▶ **DO THIS**
Every record below should be transcribed exactly. Omit the images.
— begin —
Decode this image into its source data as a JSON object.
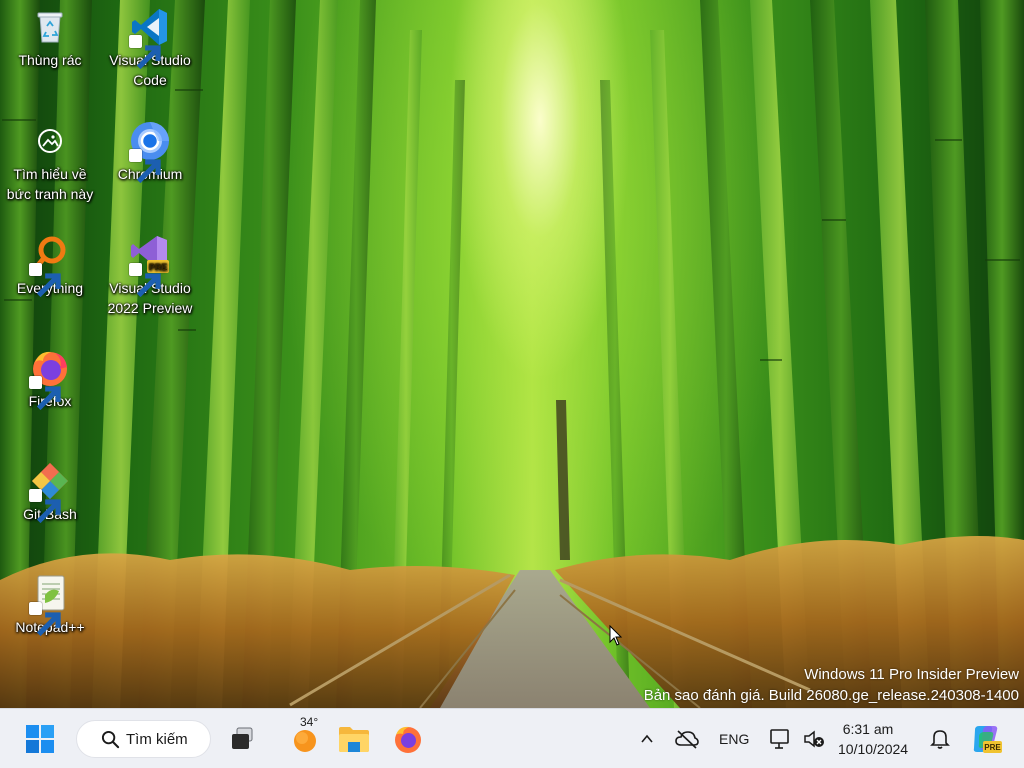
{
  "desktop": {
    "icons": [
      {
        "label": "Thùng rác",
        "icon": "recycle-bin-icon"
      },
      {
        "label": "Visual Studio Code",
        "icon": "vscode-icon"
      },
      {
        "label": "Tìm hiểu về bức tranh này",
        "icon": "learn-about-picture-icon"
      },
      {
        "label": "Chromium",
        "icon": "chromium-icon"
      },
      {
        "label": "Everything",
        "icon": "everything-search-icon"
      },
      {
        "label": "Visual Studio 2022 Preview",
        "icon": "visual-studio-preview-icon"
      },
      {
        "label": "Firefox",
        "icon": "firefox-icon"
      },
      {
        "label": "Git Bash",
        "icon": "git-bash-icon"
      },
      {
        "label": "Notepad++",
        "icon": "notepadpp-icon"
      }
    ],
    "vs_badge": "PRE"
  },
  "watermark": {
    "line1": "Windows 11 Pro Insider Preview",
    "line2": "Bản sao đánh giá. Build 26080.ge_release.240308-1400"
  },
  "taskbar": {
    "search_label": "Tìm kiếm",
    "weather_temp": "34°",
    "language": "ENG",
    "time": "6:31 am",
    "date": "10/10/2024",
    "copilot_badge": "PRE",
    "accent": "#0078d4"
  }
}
— end —
▶ **ANSWER TO THIS EXERCISE**
Decode this image into its source data as a JSON object.
{
  "desktop": {
    "icons": [
      {
        "label": "Thùng rác",
        "icon": "recycle-bin-icon"
      },
      {
        "label": "Visual Studio Code",
        "icon": "vscode-icon"
      },
      {
        "label": "Tìm hiểu về bức tranh này",
        "icon": "learn-about-picture-icon"
      },
      {
        "label": "Chromium",
        "icon": "chromium-icon"
      },
      {
        "label": "Everything",
        "icon": "everything-search-icon"
      },
      {
        "label": "Visual Studio 2022 Preview",
        "icon": "visual-studio-preview-icon"
      },
      {
        "label": "Firefox",
        "icon": "firefox-icon"
      },
      {
        "label": "Git Bash",
        "icon": "git-bash-icon"
      },
      {
        "label": "Notepad++",
        "icon": "notepadpp-icon"
      }
    ],
    "vs_badge": "PRE"
  },
  "watermark": {
    "line1": "Windows 11 Pro Insider Preview",
    "line2": "Bản sao đánh giá. Build 26080.ge_release.240308-1400"
  },
  "taskbar": {
    "search_label": "Tìm kiếm",
    "weather_temp": "34°",
    "language": "ENG",
    "time": "6:31 am",
    "date": "10/10/2024",
    "copilot_badge": "PRE",
    "accent": "#0078d4"
  }
}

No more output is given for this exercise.